• **TASK DIRECTIONS**:
Within the entries below, every line containing "hotmail" is to be copied.

Stored items
◆ ◆ ◆

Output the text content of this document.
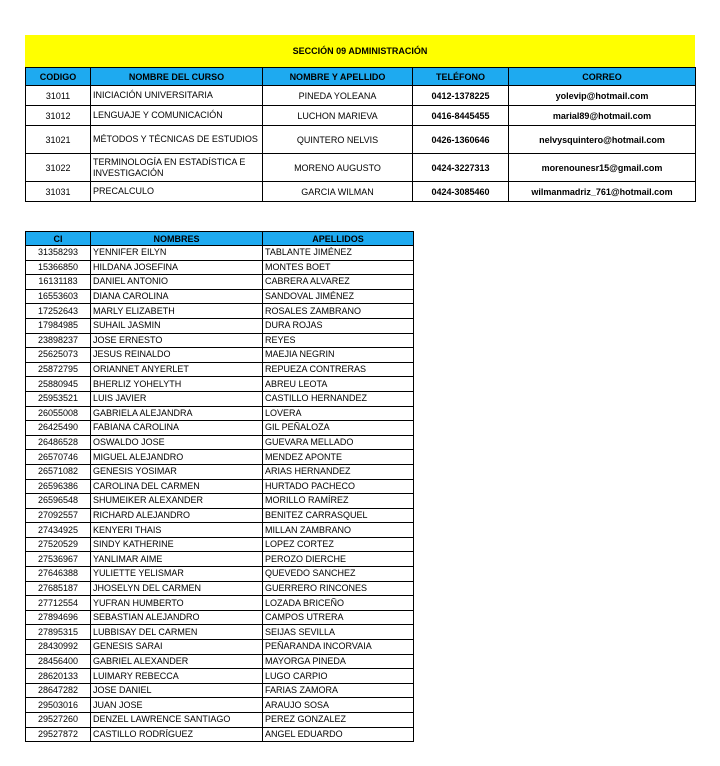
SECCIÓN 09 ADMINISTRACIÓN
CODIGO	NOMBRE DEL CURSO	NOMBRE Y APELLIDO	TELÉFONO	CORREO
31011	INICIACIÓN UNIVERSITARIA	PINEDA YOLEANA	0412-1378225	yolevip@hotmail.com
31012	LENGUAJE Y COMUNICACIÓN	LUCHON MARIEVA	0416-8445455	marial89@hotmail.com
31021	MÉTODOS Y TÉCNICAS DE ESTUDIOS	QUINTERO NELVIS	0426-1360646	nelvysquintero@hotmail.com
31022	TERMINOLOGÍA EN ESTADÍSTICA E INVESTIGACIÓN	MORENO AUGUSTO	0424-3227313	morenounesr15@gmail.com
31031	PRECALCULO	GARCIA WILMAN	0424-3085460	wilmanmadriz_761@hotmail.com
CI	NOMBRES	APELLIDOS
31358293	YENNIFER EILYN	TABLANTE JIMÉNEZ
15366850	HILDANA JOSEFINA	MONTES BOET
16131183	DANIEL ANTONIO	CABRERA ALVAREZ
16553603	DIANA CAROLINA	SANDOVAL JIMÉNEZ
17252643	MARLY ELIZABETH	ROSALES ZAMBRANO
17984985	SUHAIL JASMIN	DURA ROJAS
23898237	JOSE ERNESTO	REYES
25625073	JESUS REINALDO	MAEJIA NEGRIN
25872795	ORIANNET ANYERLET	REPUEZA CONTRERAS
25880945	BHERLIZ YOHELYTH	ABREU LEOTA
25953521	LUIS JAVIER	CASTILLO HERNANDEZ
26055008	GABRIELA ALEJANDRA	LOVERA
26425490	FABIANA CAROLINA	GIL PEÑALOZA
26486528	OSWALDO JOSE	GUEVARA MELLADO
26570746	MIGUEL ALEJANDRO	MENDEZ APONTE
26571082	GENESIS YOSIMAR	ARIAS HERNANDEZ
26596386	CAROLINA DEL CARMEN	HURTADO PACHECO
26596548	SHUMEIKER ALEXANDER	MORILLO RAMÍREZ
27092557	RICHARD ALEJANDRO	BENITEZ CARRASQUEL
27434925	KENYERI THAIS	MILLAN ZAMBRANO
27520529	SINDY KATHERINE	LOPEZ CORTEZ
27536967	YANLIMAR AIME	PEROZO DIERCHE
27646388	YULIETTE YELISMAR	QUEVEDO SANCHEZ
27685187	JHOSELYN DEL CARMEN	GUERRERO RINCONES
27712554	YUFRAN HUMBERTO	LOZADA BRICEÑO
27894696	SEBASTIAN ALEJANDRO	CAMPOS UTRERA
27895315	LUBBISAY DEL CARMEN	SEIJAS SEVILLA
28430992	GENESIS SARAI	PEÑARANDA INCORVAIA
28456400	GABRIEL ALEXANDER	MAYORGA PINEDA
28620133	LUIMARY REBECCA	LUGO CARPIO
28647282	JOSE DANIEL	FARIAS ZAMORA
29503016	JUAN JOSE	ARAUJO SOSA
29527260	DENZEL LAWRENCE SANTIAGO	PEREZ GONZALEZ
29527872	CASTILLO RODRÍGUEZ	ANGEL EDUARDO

◆ ◆ ◆

• **SOLUTION TO THE EXERCISE**:
31011	INICIACIÓN UNIVERSITARIA	PINEDA YOLEANA	0412-1378225	yolevip@hotmail.com
31012	LENGUAJE Y COMUNICACIÓN	LUCHON MARIEVA	0416-8445455	marial89@hotmail.com
31021	MÉTODOS Y TÉCNICAS DE ESTUDIOS	QUINTERO NELVIS	0426-1360646	nelvysquintero@hotmail.com
31031	PRECALCULO	GARCIA WILMAN	0424-3085460	wilmanmadriz_761@hotmail.com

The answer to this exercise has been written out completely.